→ **To be done**: Repeat word for word the line with "Transcribe this image's" and every line after it until the records below run out.

→ **Data for this exercise**:

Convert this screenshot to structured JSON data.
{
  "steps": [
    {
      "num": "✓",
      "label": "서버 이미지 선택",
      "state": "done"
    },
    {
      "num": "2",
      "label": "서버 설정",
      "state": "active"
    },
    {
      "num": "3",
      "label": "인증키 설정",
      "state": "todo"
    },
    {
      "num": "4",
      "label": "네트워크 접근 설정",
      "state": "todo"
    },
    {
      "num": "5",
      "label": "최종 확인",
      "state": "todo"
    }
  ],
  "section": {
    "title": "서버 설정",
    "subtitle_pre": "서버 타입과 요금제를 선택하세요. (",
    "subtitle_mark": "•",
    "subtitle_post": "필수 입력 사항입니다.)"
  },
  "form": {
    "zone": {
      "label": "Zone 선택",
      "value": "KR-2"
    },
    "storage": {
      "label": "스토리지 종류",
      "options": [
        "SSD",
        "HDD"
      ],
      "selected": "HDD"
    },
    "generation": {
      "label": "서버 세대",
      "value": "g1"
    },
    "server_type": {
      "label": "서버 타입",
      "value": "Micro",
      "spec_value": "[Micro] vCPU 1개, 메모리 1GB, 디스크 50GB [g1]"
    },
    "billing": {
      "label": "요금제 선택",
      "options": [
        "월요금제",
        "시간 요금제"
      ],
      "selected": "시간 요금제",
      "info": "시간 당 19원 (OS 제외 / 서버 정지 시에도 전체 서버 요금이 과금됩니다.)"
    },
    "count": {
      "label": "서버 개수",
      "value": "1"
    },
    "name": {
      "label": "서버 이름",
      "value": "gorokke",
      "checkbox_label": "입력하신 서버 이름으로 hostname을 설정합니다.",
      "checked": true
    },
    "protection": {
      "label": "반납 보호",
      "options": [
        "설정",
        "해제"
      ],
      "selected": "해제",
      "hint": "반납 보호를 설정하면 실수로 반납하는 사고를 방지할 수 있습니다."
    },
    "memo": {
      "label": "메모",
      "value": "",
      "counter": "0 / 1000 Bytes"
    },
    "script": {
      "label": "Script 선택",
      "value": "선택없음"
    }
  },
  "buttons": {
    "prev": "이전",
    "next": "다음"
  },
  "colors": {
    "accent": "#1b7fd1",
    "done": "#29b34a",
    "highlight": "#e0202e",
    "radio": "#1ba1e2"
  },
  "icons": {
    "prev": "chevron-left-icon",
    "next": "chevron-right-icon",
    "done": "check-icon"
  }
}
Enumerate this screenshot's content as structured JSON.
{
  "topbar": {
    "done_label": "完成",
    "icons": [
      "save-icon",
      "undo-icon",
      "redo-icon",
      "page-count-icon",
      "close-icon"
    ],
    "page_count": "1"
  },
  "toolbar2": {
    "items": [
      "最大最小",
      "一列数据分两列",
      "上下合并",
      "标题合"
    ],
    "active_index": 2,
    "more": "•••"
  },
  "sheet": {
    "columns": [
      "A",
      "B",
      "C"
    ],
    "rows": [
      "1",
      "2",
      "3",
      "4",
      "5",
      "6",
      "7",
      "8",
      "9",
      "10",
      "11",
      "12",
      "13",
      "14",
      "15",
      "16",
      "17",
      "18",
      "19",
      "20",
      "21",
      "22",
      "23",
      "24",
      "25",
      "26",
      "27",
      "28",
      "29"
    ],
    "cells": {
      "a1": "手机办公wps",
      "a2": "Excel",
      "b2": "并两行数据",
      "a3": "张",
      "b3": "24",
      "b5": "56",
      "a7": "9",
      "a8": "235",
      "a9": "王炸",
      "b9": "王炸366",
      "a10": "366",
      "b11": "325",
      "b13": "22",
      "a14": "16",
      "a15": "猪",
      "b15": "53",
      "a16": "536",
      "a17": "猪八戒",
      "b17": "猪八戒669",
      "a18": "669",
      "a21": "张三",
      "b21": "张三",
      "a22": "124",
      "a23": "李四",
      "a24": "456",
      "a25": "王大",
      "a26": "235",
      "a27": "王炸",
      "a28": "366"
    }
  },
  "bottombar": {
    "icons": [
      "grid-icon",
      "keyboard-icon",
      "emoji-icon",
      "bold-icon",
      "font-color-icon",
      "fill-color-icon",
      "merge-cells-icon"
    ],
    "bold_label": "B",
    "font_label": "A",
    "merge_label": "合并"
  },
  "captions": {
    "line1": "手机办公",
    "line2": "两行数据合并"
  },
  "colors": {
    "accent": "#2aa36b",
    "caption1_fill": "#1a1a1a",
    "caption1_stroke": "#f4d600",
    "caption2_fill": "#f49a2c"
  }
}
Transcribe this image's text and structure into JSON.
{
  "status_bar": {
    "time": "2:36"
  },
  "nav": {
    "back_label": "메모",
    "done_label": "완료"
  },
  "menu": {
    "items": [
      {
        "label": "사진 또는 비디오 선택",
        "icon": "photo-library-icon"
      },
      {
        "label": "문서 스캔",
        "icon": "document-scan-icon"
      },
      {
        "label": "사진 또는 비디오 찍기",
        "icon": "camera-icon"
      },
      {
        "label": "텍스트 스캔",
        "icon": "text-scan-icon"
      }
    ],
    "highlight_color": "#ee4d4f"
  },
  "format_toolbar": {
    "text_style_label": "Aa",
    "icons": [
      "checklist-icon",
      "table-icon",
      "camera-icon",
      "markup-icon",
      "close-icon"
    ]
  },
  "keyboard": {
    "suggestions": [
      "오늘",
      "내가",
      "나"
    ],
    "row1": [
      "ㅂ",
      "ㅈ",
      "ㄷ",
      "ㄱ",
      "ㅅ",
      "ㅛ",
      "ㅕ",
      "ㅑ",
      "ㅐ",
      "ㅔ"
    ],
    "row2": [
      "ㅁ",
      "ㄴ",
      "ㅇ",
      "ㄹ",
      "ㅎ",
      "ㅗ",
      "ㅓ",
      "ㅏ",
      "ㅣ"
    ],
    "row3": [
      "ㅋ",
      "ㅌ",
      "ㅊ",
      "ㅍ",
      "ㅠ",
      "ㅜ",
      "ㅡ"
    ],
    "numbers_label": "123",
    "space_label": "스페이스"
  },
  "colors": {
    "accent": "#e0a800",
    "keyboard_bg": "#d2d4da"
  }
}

→ **Task output**:
Transcribe this image's text and structure into JSON.
{
  "status_bar": {
    "time": "2:36"
  },
  "nav": {
    "back_label": "메모",
    "done_label": "완료"
  },
  "menu": {
    "items": [
      {
        "label": "사진 또는 비디오 선택",
        "icon": "photo-library-icon"
      },
      {
        "label": "문서 스캔",
        "icon": "document-scan-icon"
      },
      {
        "label": "사진 또는 비디오 찍기",
        "icon": "camera-icon"
      },
      {
        "label": "텍스트 스캔",
        "icon": "text-scan-icon"
      }
    ],
    "highlight_color": "#ee4d4f"
  },
  "format_toolbar": {
    "text_style_label": "Aa",
    "icons": [
      "checklist-icon",
      "table-icon",
      "camera-icon",
      "markup-icon",
      "close-icon"
    ]
  },
  "keyboard": {
    "suggestions": [
      "오늘",
      "내가",
      "나"
    ],
    "row1": [
      "ㅂ",
      "ㅈ",
      "ㄷ",
      "ㄱ",
      "ㅅ",
      "ㅛ",
      "ㅕ",
      "ㅑ",
      "ㅐ",
      "ㅔ"
    ],
    "row2": [
      "ㅁ",
      "ㄴ",
      "ㅇ",
      "ㄹ",
      "ㅎ",
      "ㅗ",
      "ㅓ",
      "ㅏ",
      "ㅣ"
    ],
    "row3": [
      "ㅋ",
      "ㅌ",
      "ㅊ",
      "ㅍ",
      "ㅠ",
      "ㅜ",
      "ㅡ"
    ],
    "numbers_label": "123",
    "space_label": "스페이스"
  },
  "colors": {
    "accent": "#e0a800",
    "keyboard_bg": "#d2d4da"
  }
}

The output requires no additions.